» **EXERCISE REQUIREMENTS**: In the entries below, identify every line with the string "white" and copy it.

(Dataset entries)
-=-=-=-=-
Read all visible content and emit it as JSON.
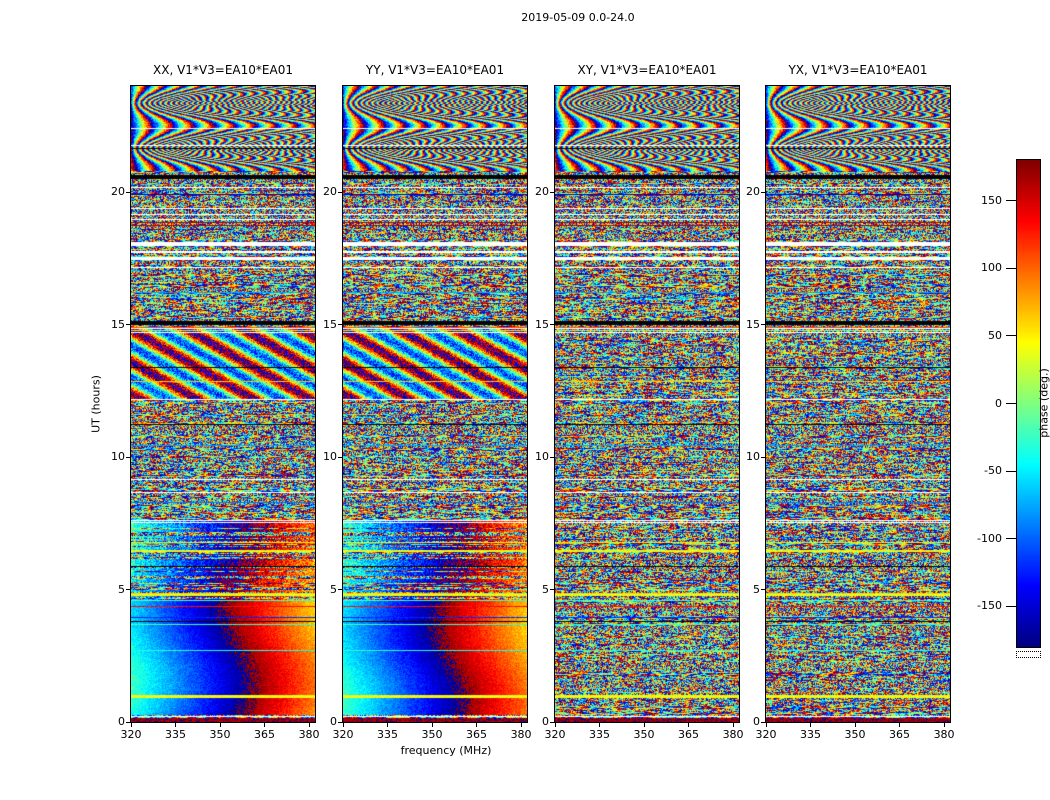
{
  "figure": {
    "title": "2019-05-09 0.0-24.0"
  },
  "panels": [
    {
      "id": "xx",
      "title": "XX, V1*V3=EA10*EA01"
    },
    {
      "id": "yy",
      "title": "YY, V1*V3=EA10*EA01"
    },
    {
      "id": "xy",
      "title": "XY, V1*V3=EA10*EA01"
    },
    {
      "id": "yx",
      "title": "YX, V1*V3=EA10*EA01"
    }
  ],
  "axes": {
    "xlabel": "frequency (MHz)",
    "ylabel": "UT (hours)",
    "x_ticks": [
      320,
      335,
      350,
      365,
      380
    ],
    "y_ticks": [
      0,
      5,
      10,
      15,
      20
    ],
    "x_range": [
      320,
      382
    ],
    "y_range": [
      0,
      24
    ]
  },
  "colorbar": {
    "label": "phase (deg.)",
    "ticks": [
      150,
      100,
      50,
      0,
      -50,
      -100,
      -150
    ],
    "range": [
      -180,
      180
    ],
    "colormap": "jet"
  },
  "chart_data": {
    "type": "heatmap",
    "title": "2019-05-09 0.0-24.0",
    "subplots": [
      "XX, V1*V3=EA10*EA01",
      "YY, V1*V3=EA10*EA01",
      "XY, V1*V3=EA10*EA01",
      "YX, V1*V3=EA10*EA01"
    ],
    "xlabel": "frequency (MHz)",
    "ylabel": "UT (hours)",
    "xlim": [
      320,
      382
    ],
    "ylim": [
      0,
      24
    ],
    "value_label": "phase (deg.)",
    "value_range": [
      -180,
      180
    ],
    "colormap": "jet",
    "legend_position": "right colorbar",
    "grid": false,
    "features": [
      {
        "panels": [
          "XX",
          "YY"
        ],
        "hours": [
          0.3,
          7.6
        ],
        "description": "smooth phase gradient vs frequency: cyan/blue at 320-350 MHz wrapping through dark blue near 355 MHz to red/orange at 357-370 MHz, yellow-green toward 380 MHz"
      },
      {
        "panels": [
          "XX",
          "YY"
        ],
        "hours": [
          12.2,
          14.95
        ],
        "description": "partially coherent wavy red/blue phase structure"
      },
      {
        "panels": [
          "all"
        ],
        "hours": [
          20.8,
          24.0
        ],
        "description": "fringe / moire interference arc patterns"
      },
      {
        "panels": [
          "all"
        ],
        "hours": [
          17.4,
          18.1
        ],
        "description": "white horizontal gaps (flagged / missing data)"
      },
      {
        "panels": [
          "all"
        ],
        "hours": [
          15.0,
          15.15
        ],
        "description": "solid black horizontal band"
      },
      {
        "panels": [
          "all"
        ],
        "hours": [
          20.5,
          20.66
        ],
        "description": "solid black horizontal band"
      },
      {
        "panels": [
          "all"
        ],
        "description": "remaining pixels are pseudo-random wrapped phase noise spanning -180 to +180 deg, with scattered thin white, black and solid-color (green/cyan) rows shared across the four polarization panels"
      }
    ]
  }
}
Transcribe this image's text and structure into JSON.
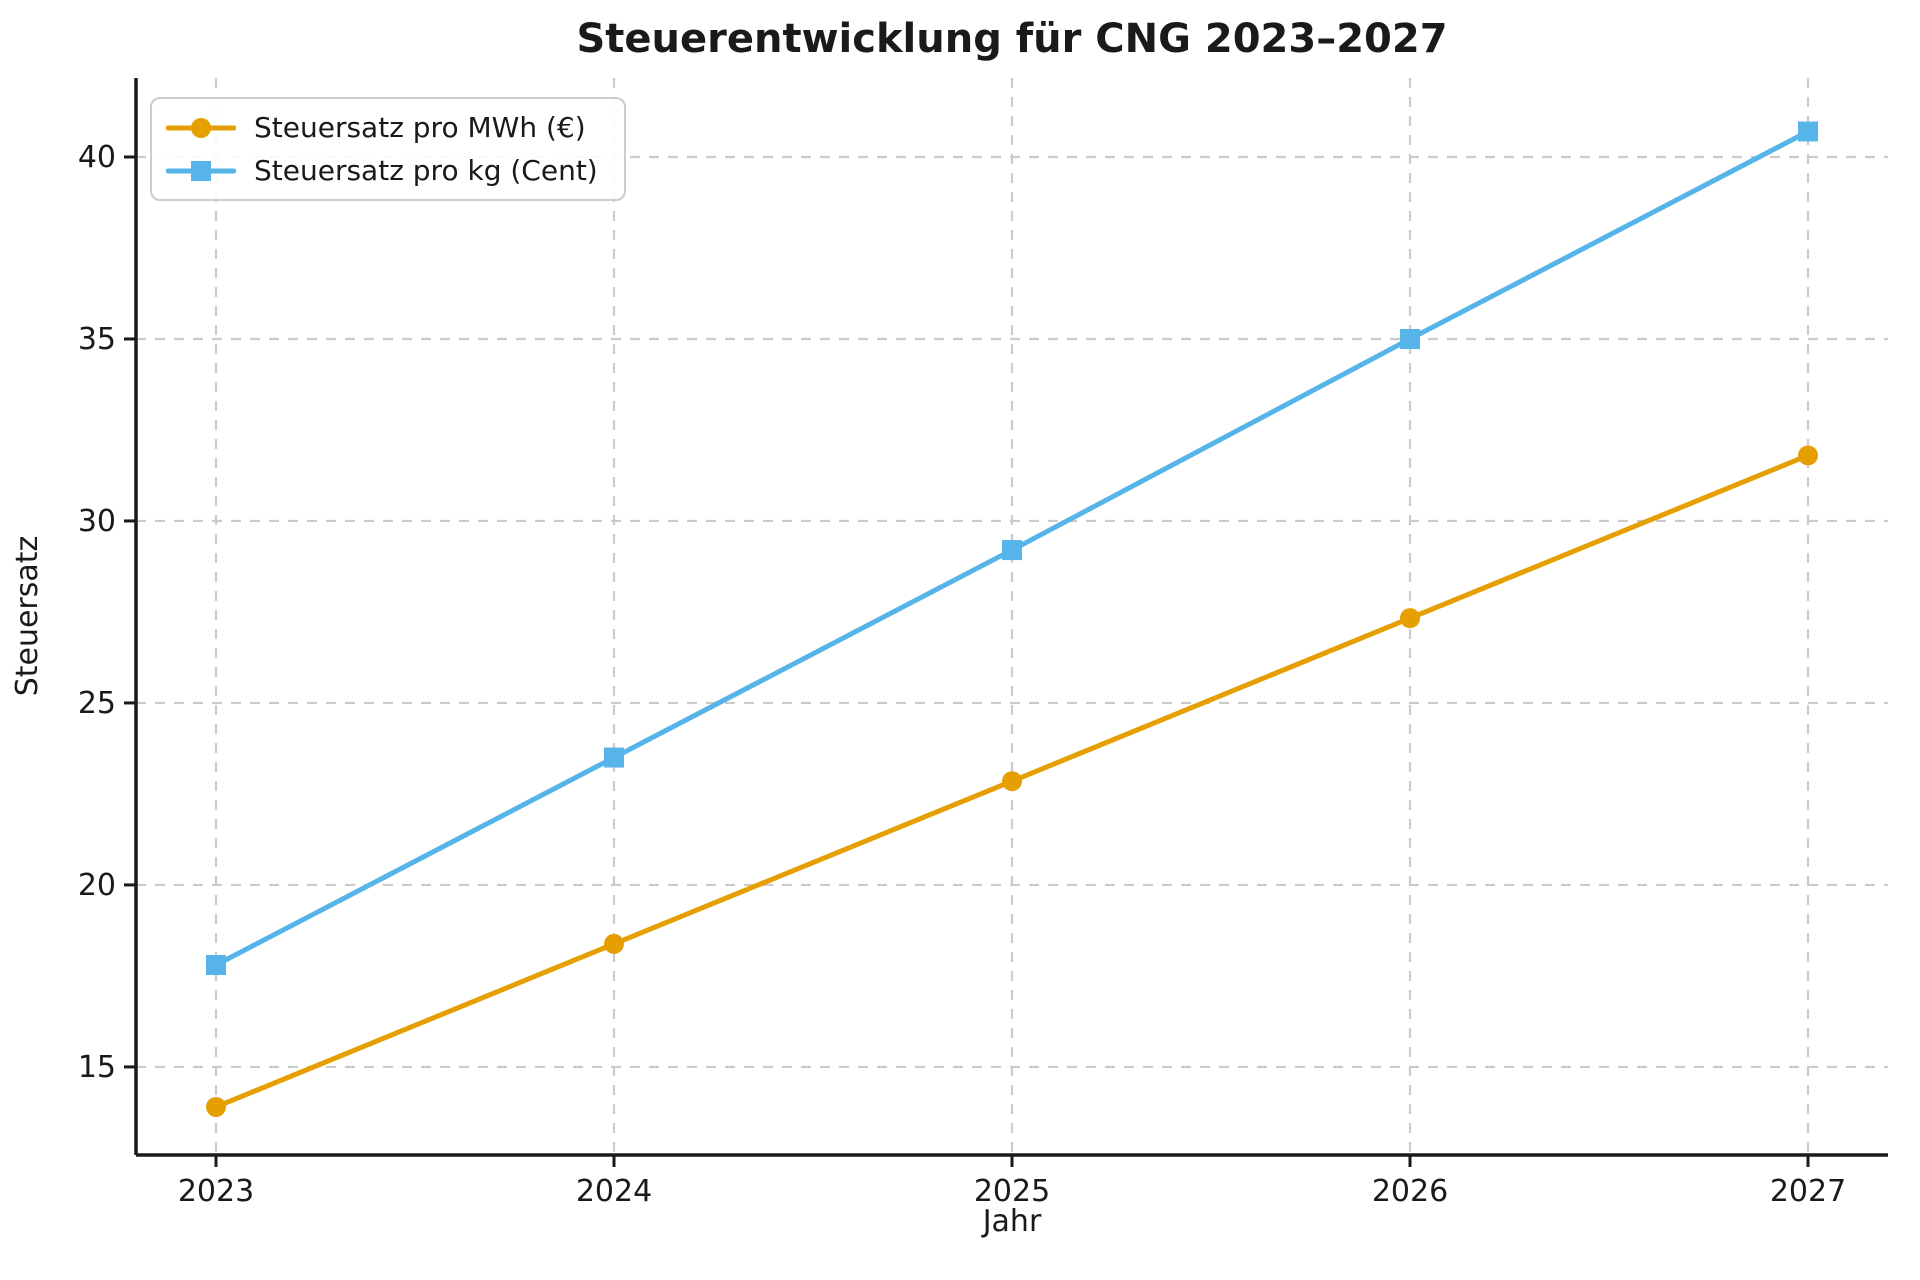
{
  "chart_data": {
    "type": "line",
    "title": "Steuerentwicklung für CNG 2023–2027",
    "xlabel": "Jahr",
    "ylabel": "Steuersatz",
    "categories": [
      "2023",
      "2024",
      "2025",
      "2026",
      "2027"
    ],
    "series": [
      {
        "name": "Steuersatz pro MWh (€)",
        "values": [
          13.9,
          18.38,
          22.85,
          27.33,
          31.8
        ],
        "color": "#E69F00",
        "marker": "circle"
      },
      {
        "name": "Steuersatz pro kg (Cent)",
        "values": [
          17.8,
          23.5,
          29.2,
          35.0,
          40.7
        ],
        "color": "#56B4E9",
        "marker": "square"
      }
    ],
    "yticks": [
      15,
      20,
      25,
      30,
      35,
      40
    ],
    "ylim": [
      12.6,
      42.2
    ],
    "grid": true,
    "grid_style": "dashed",
    "legend_position": "upper left",
    "colors": {
      "text": "#1a1a1a",
      "grid": "#cbcbcb",
      "background": "#ffffff"
    }
  }
}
-=-=-=-=-
» **ANSWER TO THIS TASK**:
        "description": "white horizontal gaps (flagged / missing data)"
        "description": "remaining pixels are pseudo-random wrapped phase noise spanning -180 to +180 deg, with scattered thin white, black and solid-color (green/cyan) rows shared across the four polarization panels"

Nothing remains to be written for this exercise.